BEGIN Material for the task

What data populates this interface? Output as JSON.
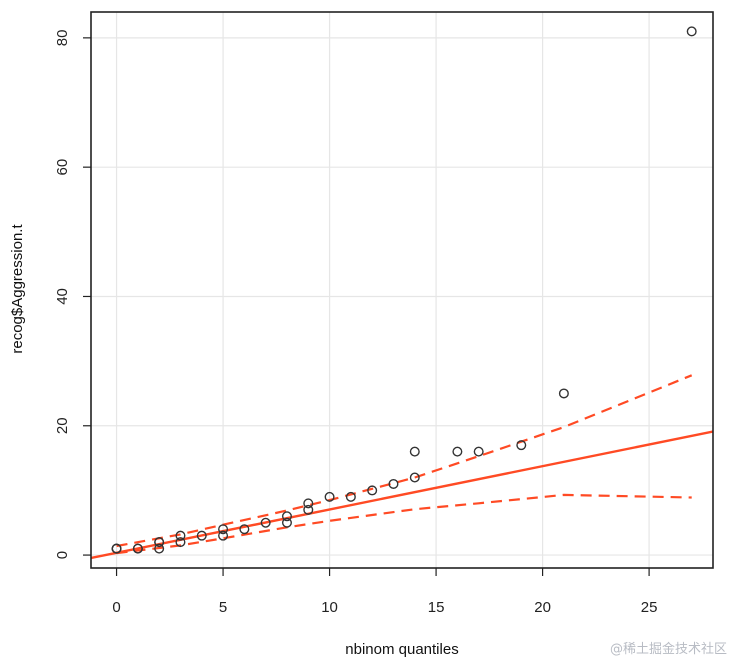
{
  "chart_data": {
    "type": "scatter",
    "title": "",
    "xlabel": "nbinom quantiles",
    "ylabel": "recog$Aggression.t",
    "xlim": [
      -1.2,
      28
    ],
    "ylim": [
      -2,
      84
    ],
    "xticks": [
      0,
      5,
      10,
      15,
      20,
      25
    ],
    "yticks": [
      0,
      20,
      40,
      60,
      80
    ],
    "grid": true,
    "points": [
      {
        "x": 0,
        "y": 1
      },
      {
        "x": 0,
        "y": 1
      },
      {
        "x": 0,
        "y": 1
      },
      {
        "x": 1,
        "y": 1
      },
      {
        "x": 1,
        "y": 1
      },
      {
        "x": 2,
        "y": 1
      },
      {
        "x": 2,
        "y": 2
      },
      {
        "x": 2,
        "y": 2
      },
      {
        "x": 3,
        "y": 2
      },
      {
        "x": 3,
        "y": 3
      },
      {
        "x": 4,
        "y": 3
      },
      {
        "x": 5,
        "y": 3
      },
      {
        "x": 5,
        "y": 4
      },
      {
        "x": 6,
        "y": 4
      },
      {
        "x": 7,
        "y": 5
      },
      {
        "x": 8,
        "y": 5
      },
      {
        "x": 8,
        "y": 6
      },
      {
        "x": 9,
        "y": 7
      },
      {
        "x": 9,
        "y": 8
      },
      {
        "x": 10,
        "y": 9
      },
      {
        "x": 11,
        "y": 9
      },
      {
        "x": 12,
        "y": 10
      },
      {
        "x": 13,
        "y": 11
      },
      {
        "x": 14,
        "y": 12
      },
      {
        "x": 14,
        "y": 16
      },
      {
        "x": 16,
        "y": 16
      },
      {
        "x": 17,
        "y": 16
      },
      {
        "x": 19,
        "y": 17
      },
      {
        "x": 21,
        "y": 25
      },
      {
        "x": 27,
        "y": 81
      }
    ],
    "reference_line": {
      "intercept": 0.35,
      "slope": 0.67
    },
    "envelope_upper": [
      [
        0,
        1.4
      ],
      [
        3,
        3.2
      ],
      [
        5,
        4.7
      ],
      [
        8,
        6.9
      ],
      [
        10,
        8.5
      ],
      [
        14,
        12.0
      ],
      [
        17,
        15.3
      ],
      [
        21,
        19.8
      ],
      [
        27,
        27.8
      ]
    ],
    "envelope_lower": [
      [
        0,
        0.3
      ],
      [
        3,
        1.5
      ],
      [
        5,
        2.6
      ],
      [
        8,
        4.3
      ],
      [
        10,
        5.3
      ],
      [
        14,
        7.1
      ],
      [
        17,
        8.0
      ],
      [
        21,
        9.3
      ],
      [
        27,
        8.9
      ]
    ]
  },
  "colors": {
    "points": "#333333",
    "line": "#ff4a24",
    "grid": "#e6e6e6",
    "frame": "#222222"
  },
  "watermark": "@稀土掘金技术社区"
}
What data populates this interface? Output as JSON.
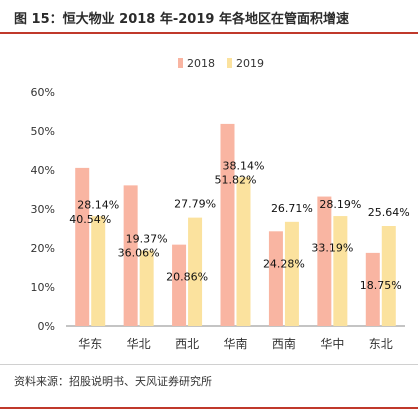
{
  "title": "图 15：恒大物业 2018 年-2019 年各地区在管面积增速",
  "source": "资料来源：招股说明书、天风证券研究所",
  "colors": {
    "series_2018": "#f9b5a2",
    "series_2019": "#fbe29e",
    "accent": "#c0392b"
  },
  "chart_data": {
    "type": "bar",
    "categories": [
      "华东",
      "华北",
      "西北",
      "华南",
      "西南",
      "华中",
      "东北"
    ],
    "series": [
      {
        "name": "2018",
        "values": [
          40.54,
          36.06,
          20.86,
          51.82,
          24.28,
          33.19,
          18.75
        ],
        "labels": [
          "40.54%",
          "36.06%",
          "20.86%",
          "51.82%",
          "24.28%",
          "33.19%",
          "18.75%"
        ]
      },
      {
        "name": "2019",
        "values": [
          28.14,
          19.37,
          27.79,
          38.14,
          26.71,
          28.19,
          25.64
        ],
        "labels": [
          "28.14%",
          "19.37%",
          "27.79%",
          "38.14%",
          "26.71%",
          "28.19%",
          "25.64%"
        ]
      }
    ],
    "ylim": [
      0,
      60
    ],
    "yticks": [
      "0%",
      "10%",
      "20%",
      "30%",
      "40%",
      "50%",
      "60%"
    ],
    "legend": "top-center",
    "grid": false
  }
}
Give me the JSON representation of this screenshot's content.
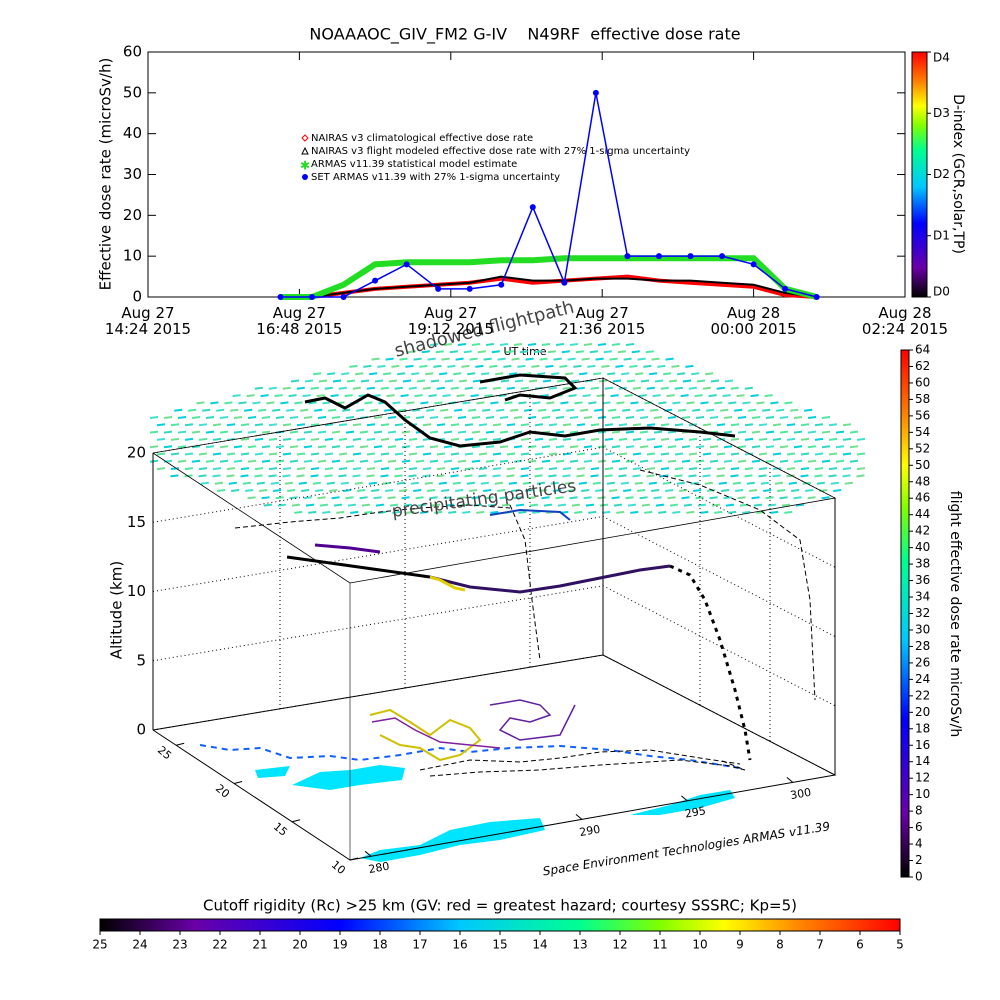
{
  "chart_data": [
    {
      "type": "line",
      "title": "NOAAAOC_GIV_FM2 G-IV    N49RF  effective dose rate",
      "ylabel": "Effective dose rate (microSv/h)",
      "xlabel": "UT time",
      "x": [
        "2015-08-27T16:30",
        "2015-08-27T17:00",
        "2015-08-27T17:30",
        "2015-08-27T18:00",
        "2015-08-27T18:30",
        "2015-08-27T19:00",
        "2015-08-27T19:30",
        "2015-08-27T20:00",
        "2015-08-27T20:30",
        "2015-08-27T21:00",
        "2015-08-27T21:30",
        "2015-08-27T22:00",
        "2015-08-27T22:30",
        "2015-08-27T23:00",
        "2015-08-27T23:30",
        "2015-08-28T00:00",
        "2015-08-28T00:30",
        "2015-08-28T01:00"
      ],
      "series": [
        {
          "name": "NAIRAS v3 climatological effective dose rate",
          "color": "#ff0000",
          "values": [
            0,
            0,
            1,
            2,
            2.5,
            3,
            3.5,
            4.5,
            3.5,
            4,
            4.5,
            5,
            4,
            3.5,
            3,
            2.5,
            0.5,
            0
          ]
        },
        {
          "name": "NAIRAS v3 flight modeled effective dose rate with 27% 1-sigma uncertainty",
          "color": "#000000",
          "values": [
            0,
            0,
            1,
            2,
            2.5,
            3,
            3.5,
            5,
            4,
            4,
            4.5,
            4.5,
            4,
            4,
            3.5,
            3,
            1,
            0
          ]
        },
        {
          "name": "ARMAS v11.39 statistical model estimate",
          "color": "#22dd22",
          "values": [
            0,
            0,
            3,
            8,
            8.5,
            8.5,
            8.5,
            9,
            9,
            9.5,
            9.5,
            9.5,
            9.5,
            9.5,
            9.5,
            9.5,
            2,
            0
          ]
        },
        {
          "name": "SET ARMAS v11.39 with 27% 1-sigma uncertainty",
          "color": "#0000ff",
          "values": [
            0,
            0,
            0,
            4,
            8,
            2,
            2,
            3,
            22,
            3.5,
            50,
            10,
            10,
            10,
            10,
            8,
            2,
            0
          ]
        }
      ],
      "xlim": [
        "2015-08-27T14:24",
        "2015-08-28T02:24"
      ],
      "xticks": [
        {
          "value": "2015-08-27T14:24",
          "label": "Aug 27\n14:24 2015"
        },
        {
          "value": "2015-08-27T16:48",
          "label": "Aug 27\n16:48 2015"
        },
        {
          "value": "2015-08-27T19:12",
          "label": "Aug 27\n19:12 2015"
        },
        {
          "value": "2015-08-27T21:36",
          "label": "Aug 27\n21:36 2015"
        },
        {
          "value": "2015-08-28T00:00",
          "label": "Aug 28\n00:00 2015"
        },
        {
          "value": "2015-08-28T02:24",
          "label": "Aug 28\n02:24 2015"
        }
      ],
      "ylim": [
        0,
        60
      ],
      "yticks": [
        0,
        10,
        20,
        30,
        40,
        50,
        60
      ],
      "colorbar": {
        "label": "D-index (GCR,solar,TP)",
        "lim": [
          0,
          4
        ],
        "ticks": [
          {
            "value": 0,
            "label": "D0"
          },
          {
            "value": 1,
            "label": "D1"
          },
          {
            "value": 2,
            "label": "D2"
          },
          {
            "value": 3,
            "label": "D3"
          },
          {
            "value": 4,
            "label": "D4"
          }
        ]
      }
    },
    {
      "type": "scatter3d",
      "title": "shadowed flightpath",
      "annotation": "precipitating particles",
      "zlabel": "Altitude (km)",
      "zlim": [
        0,
        20
      ],
      "zticks": [
        0,
        5,
        10,
        15,
        20
      ],
      "latlim": [
        10,
        27
      ],
      "latticks": [
        10,
        15,
        20,
        25
      ],
      "lonlim": [
        279,
        302
      ],
      "lonticks": [
        280,
        290,
        295,
        300
      ],
      "credit": "Space Environment Technologies ARMAS v11.39",
      "colorbar": {
        "label": "flight effective dose rate microSv/h",
        "lim": [
          0,
          64
        ],
        "ticks": [
          0,
          2,
          4,
          6,
          8,
          10,
          12,
          14,
          16,
          18,
          20,
          22,
          24,
          26,
          28,
          30,
          32,
          34,
          36,
          38,
          40,
          42,
          44,
          46,
          48,
          50,
          52,
          54,
          56,
          58,
          60,
          62,
          64
        ]
      }
    },
    {
      "type": "colorbar",
      "title": "Cutoff rigidity (Rc) >25 km (GV: red = greatest hazard; courtesy SSSRC; Kp=5)",
      "xlim": [
        25,
        5
      ],
      "xticks": [
        25,
        24,
        23,
        22,
        21,
        20,
        19,
        18,
        17,
        16,
        15,
        14,
        13,
        12,
        11,
        10,
        9,
        8,
        7,
        6,
        5
      ]
    }
  ]
}
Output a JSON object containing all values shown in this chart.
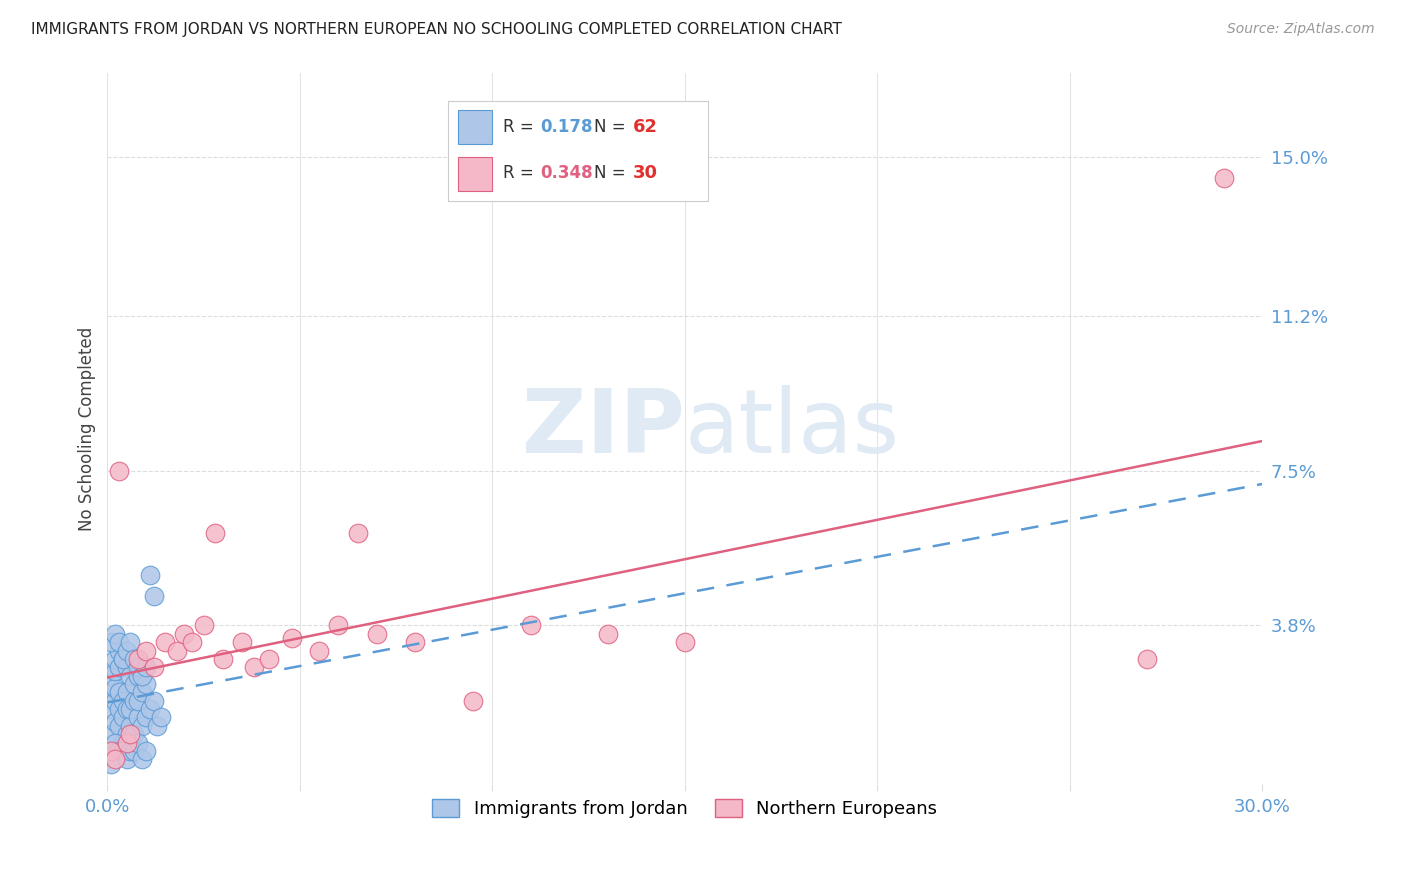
{
  "title": "IMMIGRANTS FROM JORDAN VS NORTHERN EUROPEAN NO SCHOOLING COMPLETED CORRELATION CHART",
  "source": "Source: ZipAtlas.com",
  "ylabel": "No Schooling Completed",
  "xlim": [
    0.0,
    0.3
  ],
  "ylim": [
    0.0,
    0.17
  ],
  "yticks": [
    0.0,
    0.038,
    0.075,
    0.112,
    0.15
  ],
  "ytick_labels": [
    "",
    "3.8%",
    "7.5%",
    "11.2%",
    "15.0%"
  ],
  "xticks": [
    0.0,
    0.05,
    0.1,
    0.15,
    0.2,
    0.25,
    0.3
  ],
  "xtick_labels": [
    "0.0%",
    "",
    "",
    "",
    "",
    "",
    "30.0%"
  ],
  "background_color": "#ffffff",
  "grid_color": "#dddddd",
  "blue_fill": "#aec6e8",
  "blue_edge": "#5b9bd5",
  "pink_fill": "#f4b8c8",
  "pink_edge": "#e06080",
  "blue_line_color": "#5b9bd5",
  "pink_line_color": "#e06080",
  "text_color_blue": "#5b9bd5",
  "watermark_color": "#dce8f3",
  "jordan_x": [
    0.001,
    0.001,
    0.001,
    0.001,
    0.001,
    0.002,
    0.002,
    0.002,
    0.002,
    0.002,
    0.003,
    0.003,
    0.003,
    0.003,
    0.003,
    0.004,
    0.004,
    0.004,
    0.004,
    0.005,
    0.005,
    0.005,
    0.005,
    0.006,
    0.006,
    0.006,
    0.007,
    0.007,
    0.007,
    0.008,
    0.008,
    0.008,
    0.009,
    0.009,
    0.01,
    0.01,
    0.011,
    0.012,
    0.013,
    0.014,
    0.001,
    0.002,
    0.003,
    0.004,
    0.005,
    0.006,
    0.007,
    0.008,
    0.009,
    0.01,
    0.001,
    0.002,
    0.003,
    0.004,
    0.005,
    0.006,
    0.007,
    0.008,
    0.009,
    0.01,
    0.011,
    0.012
  ],
  "jordan_y": [
    0.012,
    0.018,
    0.022,
    0.026,
    0.005,
    0.015,
    0.02,
    0.023,
    0.027,
    0.03,
    0.014,
    0.018,
    0.022,
    0.028,
    0.032,
    0.01,
    0.016,
    0.02,
    0.03,
    0.012,
    0.018,
    0.022,
    0.028,
    0.014,
    0.018,
    0.026,
    0.012,
    0.02,
    0.024,
    0.016,
    0.02,
    0.026,
    0.014,
    0.022,
    0.016,
    0.024,
    0.018,
    0.02,
    0.014,
    0.016,
    0.008,
    0.01,
    0.008,
    0.008,
    0.006,
    0.008,
    0.008,
    0.01,
    0.006,
    0.008,
    0.034,
    0.036,
    0.034,
    0.03,
    0.032,
    0.034,
    0.03,
    0.028,
    0.026,
    0.028,
    0.05,
    0.045
  ],
  "northern_x": [
    0.001,
    0.002,
    0.003,
    0.005,
    0.006,
    0.008,
    0.01,
    0.012,
    0.015,
    0.018,
    0.02,
    0.022,
    0.025,
    0.028,
    0.03,
    0.035,
    0.038,
    0.042,
    0.048,
    0.055,
    0.06,
    0.065,
    0.07,
    0.08,
    0.095,
    0.11,
    0.13,
    0.15,
    0.27,
    0.29
  ],
  "northern_y": [
    0.008,
    0.006,
    0.075,
    0.01,
    0.012,
    0.03,
    0.032,
    0.028,
    0.034,
    0.032,
    0.036,
    0.034,
    0.038,
    0.06,
    0.03,
    0.034,
    0.028,
    0.03,
    0.035,
    0.032,
    0.038,
    0.06,
    0.036,
    0.034,
    0.02,
    0.038,
    0.036,
    0.034,
    0.03,
    0.145
  ],
  "legend_blue_r": "0.178",
  "legend_blue_n": "62",
  "legend_pink_r": "0.348",
  "legend_pink_n": "30"
}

END Material for the task

**Stated task**
Above are the records. Identify each line that contains the word "name".

**Written reply**
        "name": "2018",
        "name": "2019",
          "name": "NAIRAS v3 climatological effective dose rate",
          "name": "NAIRAS v3 flight modeled effective dose rate with 27% 1-sigma uncertainty",
          "name": "ARMAS v11.39 statistical model estimate",
          "name": "SET ARMAS v11.39 with 27% 1-sigma uncertainty",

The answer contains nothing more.